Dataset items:
━━━━━━━━━━━━━━━━━━━━

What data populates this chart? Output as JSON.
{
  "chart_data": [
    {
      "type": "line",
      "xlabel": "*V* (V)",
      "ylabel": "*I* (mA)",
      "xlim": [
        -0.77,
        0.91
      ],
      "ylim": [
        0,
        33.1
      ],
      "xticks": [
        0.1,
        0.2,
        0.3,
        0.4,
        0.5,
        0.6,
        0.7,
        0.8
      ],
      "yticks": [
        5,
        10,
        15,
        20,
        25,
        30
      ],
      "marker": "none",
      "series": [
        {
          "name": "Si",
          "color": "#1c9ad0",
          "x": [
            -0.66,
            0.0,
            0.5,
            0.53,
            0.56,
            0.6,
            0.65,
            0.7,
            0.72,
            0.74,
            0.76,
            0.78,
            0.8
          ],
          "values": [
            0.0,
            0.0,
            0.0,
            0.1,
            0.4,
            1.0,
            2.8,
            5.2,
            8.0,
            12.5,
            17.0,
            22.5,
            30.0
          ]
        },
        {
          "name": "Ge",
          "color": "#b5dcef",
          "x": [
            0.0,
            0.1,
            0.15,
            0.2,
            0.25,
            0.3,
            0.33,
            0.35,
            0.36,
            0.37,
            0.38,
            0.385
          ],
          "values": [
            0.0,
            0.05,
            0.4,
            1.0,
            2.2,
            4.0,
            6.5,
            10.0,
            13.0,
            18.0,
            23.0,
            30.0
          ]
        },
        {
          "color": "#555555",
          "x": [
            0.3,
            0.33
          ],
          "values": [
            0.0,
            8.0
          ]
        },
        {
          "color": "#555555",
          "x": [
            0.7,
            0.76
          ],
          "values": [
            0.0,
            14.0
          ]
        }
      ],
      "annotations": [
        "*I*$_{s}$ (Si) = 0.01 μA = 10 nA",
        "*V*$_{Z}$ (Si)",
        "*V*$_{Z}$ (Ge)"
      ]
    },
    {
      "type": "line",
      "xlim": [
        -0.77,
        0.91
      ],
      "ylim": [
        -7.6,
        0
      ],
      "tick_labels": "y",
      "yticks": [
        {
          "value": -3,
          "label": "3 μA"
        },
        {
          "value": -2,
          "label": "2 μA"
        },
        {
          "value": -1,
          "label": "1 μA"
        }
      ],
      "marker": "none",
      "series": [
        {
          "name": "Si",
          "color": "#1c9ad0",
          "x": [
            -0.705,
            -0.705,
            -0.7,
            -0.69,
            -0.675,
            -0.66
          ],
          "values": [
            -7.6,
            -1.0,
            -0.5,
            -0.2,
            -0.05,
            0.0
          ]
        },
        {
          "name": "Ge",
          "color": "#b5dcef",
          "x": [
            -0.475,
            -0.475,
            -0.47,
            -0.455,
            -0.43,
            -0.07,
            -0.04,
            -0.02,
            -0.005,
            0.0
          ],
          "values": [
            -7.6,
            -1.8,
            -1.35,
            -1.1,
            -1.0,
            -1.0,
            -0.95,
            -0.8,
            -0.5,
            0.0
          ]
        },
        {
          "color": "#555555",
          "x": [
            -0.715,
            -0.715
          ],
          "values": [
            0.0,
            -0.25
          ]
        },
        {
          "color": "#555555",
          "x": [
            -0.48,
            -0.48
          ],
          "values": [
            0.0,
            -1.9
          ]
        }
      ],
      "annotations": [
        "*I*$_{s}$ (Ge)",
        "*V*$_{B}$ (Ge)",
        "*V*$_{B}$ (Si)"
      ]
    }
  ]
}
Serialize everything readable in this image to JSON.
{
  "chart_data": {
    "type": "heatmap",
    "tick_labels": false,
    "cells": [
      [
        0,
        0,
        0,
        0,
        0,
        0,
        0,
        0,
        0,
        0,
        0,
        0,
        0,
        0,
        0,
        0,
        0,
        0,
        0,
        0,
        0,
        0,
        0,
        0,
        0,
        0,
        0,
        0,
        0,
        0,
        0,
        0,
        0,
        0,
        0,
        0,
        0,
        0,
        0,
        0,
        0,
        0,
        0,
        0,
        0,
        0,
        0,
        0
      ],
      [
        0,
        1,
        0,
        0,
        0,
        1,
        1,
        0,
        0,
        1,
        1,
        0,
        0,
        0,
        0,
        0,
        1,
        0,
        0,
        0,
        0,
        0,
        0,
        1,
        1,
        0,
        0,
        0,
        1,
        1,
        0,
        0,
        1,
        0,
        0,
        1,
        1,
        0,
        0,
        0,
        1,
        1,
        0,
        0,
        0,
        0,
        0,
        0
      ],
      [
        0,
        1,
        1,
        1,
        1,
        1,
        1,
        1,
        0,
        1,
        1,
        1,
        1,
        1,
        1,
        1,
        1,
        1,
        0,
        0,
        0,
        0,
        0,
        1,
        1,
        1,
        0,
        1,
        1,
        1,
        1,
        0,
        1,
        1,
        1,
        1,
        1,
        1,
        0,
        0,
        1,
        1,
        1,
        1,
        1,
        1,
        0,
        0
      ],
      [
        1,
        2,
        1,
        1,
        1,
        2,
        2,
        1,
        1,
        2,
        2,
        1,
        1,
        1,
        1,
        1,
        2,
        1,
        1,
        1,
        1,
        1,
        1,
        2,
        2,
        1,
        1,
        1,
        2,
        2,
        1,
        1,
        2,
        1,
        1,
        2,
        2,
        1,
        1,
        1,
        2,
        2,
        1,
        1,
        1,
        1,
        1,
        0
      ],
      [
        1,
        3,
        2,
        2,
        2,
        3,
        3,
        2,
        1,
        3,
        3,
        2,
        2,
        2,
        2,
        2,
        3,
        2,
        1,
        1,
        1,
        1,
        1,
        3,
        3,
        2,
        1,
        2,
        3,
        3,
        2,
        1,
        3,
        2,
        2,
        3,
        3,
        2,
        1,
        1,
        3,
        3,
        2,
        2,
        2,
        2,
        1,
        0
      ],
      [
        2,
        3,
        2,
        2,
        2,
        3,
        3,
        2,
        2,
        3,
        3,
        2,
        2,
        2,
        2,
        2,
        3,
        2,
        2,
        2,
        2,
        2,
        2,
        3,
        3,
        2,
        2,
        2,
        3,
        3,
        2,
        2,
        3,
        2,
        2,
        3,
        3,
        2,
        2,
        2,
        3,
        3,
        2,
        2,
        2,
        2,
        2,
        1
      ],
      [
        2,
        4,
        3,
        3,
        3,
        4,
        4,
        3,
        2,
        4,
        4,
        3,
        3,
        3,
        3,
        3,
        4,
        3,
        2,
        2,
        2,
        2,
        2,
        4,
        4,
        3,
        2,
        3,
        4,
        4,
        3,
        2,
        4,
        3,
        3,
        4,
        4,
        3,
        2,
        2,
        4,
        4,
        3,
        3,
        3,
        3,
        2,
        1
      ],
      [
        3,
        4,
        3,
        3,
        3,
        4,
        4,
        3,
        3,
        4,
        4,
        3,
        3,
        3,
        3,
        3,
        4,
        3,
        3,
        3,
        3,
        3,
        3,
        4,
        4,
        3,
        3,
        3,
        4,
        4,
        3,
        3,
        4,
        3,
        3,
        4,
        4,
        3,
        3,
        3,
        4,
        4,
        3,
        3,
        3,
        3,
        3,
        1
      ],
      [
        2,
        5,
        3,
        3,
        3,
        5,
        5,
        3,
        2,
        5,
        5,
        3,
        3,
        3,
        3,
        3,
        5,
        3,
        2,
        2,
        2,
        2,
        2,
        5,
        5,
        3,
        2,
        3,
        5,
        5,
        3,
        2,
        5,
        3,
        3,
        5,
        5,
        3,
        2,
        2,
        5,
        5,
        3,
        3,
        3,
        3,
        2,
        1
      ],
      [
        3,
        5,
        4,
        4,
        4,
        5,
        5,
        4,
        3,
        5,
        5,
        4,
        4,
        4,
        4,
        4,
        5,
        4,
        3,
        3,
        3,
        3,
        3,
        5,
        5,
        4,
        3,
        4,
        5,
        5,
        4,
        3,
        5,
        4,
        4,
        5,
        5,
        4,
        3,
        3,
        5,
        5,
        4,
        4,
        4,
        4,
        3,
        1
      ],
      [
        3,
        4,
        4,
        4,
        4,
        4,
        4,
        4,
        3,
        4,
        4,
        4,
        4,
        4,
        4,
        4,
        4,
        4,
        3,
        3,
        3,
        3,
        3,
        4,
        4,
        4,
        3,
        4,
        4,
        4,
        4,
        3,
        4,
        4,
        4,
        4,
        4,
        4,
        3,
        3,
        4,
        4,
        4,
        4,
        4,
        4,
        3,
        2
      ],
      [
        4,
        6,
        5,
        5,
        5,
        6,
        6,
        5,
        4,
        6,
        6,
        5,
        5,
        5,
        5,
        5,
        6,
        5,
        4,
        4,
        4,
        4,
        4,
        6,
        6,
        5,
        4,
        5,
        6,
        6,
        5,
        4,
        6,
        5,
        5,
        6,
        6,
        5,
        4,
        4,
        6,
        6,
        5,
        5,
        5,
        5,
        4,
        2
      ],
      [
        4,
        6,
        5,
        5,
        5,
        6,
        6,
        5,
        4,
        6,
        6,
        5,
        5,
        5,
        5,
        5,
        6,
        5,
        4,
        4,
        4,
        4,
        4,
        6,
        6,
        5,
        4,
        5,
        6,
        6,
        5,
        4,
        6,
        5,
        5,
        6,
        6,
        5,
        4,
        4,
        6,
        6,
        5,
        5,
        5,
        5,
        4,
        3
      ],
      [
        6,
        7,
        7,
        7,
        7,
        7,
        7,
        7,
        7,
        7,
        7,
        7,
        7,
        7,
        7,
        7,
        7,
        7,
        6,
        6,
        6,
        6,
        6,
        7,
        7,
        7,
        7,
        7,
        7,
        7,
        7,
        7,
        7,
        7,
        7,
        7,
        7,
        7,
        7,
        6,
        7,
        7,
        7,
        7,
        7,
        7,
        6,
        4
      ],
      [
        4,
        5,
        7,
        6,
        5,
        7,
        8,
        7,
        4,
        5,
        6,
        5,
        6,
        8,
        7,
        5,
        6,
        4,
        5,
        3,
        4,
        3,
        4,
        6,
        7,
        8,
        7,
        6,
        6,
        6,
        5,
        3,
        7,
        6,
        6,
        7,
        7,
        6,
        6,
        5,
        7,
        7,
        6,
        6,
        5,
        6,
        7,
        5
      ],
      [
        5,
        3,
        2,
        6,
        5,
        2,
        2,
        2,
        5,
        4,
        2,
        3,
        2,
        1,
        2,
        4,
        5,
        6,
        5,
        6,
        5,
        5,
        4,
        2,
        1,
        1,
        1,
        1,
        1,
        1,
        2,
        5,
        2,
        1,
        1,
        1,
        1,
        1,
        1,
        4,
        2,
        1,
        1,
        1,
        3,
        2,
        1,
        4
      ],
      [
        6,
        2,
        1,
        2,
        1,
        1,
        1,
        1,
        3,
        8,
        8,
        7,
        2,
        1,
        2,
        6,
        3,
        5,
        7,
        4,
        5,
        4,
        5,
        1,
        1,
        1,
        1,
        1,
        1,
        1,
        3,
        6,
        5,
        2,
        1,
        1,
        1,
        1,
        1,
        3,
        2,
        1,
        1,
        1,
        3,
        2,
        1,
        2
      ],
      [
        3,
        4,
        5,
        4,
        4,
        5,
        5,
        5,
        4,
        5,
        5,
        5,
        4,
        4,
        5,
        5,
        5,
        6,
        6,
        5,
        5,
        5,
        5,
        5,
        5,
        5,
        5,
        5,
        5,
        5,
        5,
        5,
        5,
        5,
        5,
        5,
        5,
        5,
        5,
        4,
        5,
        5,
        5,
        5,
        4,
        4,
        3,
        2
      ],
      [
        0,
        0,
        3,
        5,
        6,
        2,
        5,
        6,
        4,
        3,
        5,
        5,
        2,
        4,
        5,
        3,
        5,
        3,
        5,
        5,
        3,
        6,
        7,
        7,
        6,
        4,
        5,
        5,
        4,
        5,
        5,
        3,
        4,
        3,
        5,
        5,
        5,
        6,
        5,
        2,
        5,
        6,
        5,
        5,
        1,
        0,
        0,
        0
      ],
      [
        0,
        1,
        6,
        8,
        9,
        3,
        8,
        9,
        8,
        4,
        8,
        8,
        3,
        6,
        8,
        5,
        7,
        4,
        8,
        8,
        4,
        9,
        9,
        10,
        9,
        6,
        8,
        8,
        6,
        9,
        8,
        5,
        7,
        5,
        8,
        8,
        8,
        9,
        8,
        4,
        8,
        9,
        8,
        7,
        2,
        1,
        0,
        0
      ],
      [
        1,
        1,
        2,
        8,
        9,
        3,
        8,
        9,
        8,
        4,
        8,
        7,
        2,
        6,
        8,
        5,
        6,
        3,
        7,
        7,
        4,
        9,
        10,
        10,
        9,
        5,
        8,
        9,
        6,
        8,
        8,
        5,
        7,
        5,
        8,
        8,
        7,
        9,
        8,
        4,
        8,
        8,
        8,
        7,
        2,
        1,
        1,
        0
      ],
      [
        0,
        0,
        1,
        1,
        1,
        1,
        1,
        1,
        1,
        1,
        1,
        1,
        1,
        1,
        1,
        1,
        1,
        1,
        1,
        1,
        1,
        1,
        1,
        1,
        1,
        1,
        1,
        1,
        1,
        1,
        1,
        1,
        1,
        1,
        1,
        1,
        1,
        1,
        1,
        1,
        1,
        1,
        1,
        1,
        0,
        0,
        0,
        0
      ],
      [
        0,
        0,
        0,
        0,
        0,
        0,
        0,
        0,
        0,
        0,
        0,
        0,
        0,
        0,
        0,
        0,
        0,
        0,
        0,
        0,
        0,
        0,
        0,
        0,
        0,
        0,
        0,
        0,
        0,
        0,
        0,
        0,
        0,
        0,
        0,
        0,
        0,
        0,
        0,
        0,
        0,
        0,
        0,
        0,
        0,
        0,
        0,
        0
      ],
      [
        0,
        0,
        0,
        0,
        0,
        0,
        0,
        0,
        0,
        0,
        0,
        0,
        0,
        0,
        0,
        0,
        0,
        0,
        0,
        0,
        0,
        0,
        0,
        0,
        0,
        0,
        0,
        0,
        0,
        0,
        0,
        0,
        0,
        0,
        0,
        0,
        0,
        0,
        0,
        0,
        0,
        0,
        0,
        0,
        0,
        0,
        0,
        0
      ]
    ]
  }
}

━━━━━━━━━━━━━━━━━━━━

### GIVEN TASK
Identify the lines in the entries above that contain "this", then copy them out.

### TASK SOLUTION
What data populates this chart? Output as JSON.
Serialize everything readable in this image to JSON.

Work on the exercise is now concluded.